* _Your assignment_
Using the records below, filter out every line that lacks "Ventricle" and copy the rest.

[Figure dataset records]
---

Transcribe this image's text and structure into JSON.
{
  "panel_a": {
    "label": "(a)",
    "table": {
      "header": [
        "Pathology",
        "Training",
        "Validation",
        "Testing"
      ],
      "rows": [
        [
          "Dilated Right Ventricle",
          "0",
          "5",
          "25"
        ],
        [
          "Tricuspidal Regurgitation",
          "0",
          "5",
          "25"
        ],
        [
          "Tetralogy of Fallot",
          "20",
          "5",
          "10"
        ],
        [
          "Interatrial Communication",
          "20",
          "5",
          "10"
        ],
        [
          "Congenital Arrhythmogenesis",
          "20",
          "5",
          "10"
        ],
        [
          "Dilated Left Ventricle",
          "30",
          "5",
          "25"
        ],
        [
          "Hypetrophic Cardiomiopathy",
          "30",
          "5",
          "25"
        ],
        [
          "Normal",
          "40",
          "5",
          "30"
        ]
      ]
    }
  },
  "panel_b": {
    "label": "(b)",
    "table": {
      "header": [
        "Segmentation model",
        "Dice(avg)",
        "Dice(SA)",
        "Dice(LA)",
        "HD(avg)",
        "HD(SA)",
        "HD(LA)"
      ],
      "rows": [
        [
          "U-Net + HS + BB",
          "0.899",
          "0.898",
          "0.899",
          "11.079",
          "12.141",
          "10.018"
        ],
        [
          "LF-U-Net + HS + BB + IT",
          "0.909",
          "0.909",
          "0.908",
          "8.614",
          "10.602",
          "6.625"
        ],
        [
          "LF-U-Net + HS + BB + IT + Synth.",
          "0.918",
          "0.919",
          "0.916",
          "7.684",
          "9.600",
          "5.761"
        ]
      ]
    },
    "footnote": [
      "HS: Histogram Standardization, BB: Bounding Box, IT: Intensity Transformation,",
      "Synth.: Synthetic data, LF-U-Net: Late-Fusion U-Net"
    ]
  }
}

---

* _Answer box_
          "Dilated Right Ventricle",
          "Dilated Left Ventricle",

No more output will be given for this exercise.